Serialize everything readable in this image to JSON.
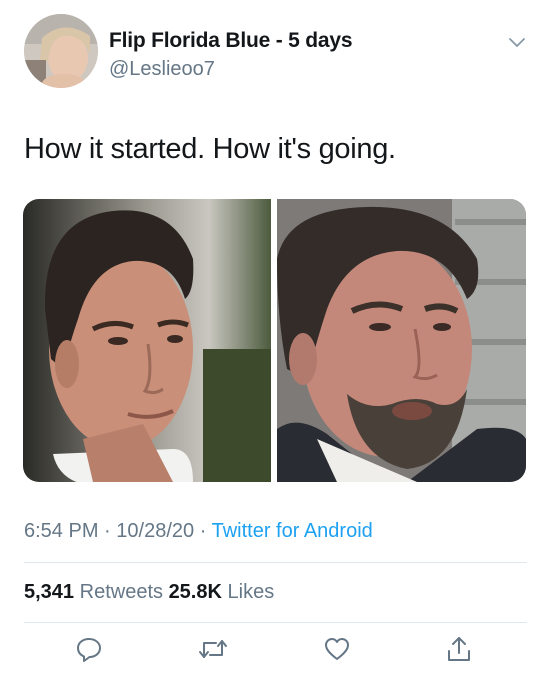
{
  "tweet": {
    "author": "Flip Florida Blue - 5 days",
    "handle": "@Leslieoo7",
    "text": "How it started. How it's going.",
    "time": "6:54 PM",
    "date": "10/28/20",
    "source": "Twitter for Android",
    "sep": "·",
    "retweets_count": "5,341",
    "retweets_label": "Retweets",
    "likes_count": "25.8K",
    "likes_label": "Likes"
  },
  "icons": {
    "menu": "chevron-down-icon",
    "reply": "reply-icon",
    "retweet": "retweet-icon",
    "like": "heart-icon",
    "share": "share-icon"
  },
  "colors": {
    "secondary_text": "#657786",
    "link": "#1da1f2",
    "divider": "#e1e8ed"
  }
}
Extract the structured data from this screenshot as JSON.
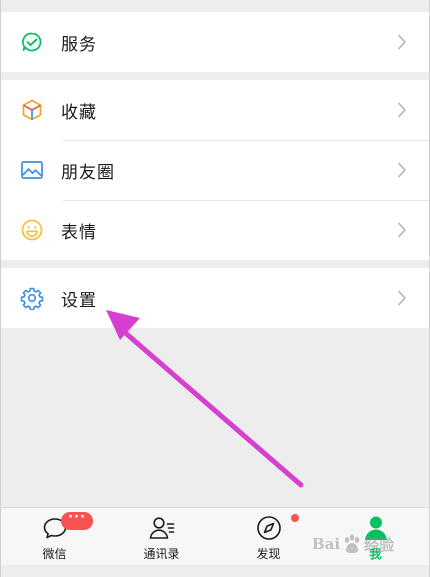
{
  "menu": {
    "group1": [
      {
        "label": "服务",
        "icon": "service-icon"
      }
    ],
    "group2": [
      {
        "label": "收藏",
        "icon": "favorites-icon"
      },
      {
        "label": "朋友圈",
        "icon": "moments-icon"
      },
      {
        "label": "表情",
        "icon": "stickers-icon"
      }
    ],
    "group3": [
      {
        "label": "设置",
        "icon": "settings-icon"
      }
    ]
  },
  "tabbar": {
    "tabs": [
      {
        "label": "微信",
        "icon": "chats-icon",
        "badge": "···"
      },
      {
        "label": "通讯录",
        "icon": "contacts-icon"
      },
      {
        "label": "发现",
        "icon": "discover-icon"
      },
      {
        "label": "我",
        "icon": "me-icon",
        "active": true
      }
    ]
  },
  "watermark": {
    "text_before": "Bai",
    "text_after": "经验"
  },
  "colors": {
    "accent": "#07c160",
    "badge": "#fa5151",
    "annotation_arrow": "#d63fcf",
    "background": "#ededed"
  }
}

_ _ _

Problem to work on → Your answer should be a single number: how many lines in the data above include "JSON"?

Completed task → 2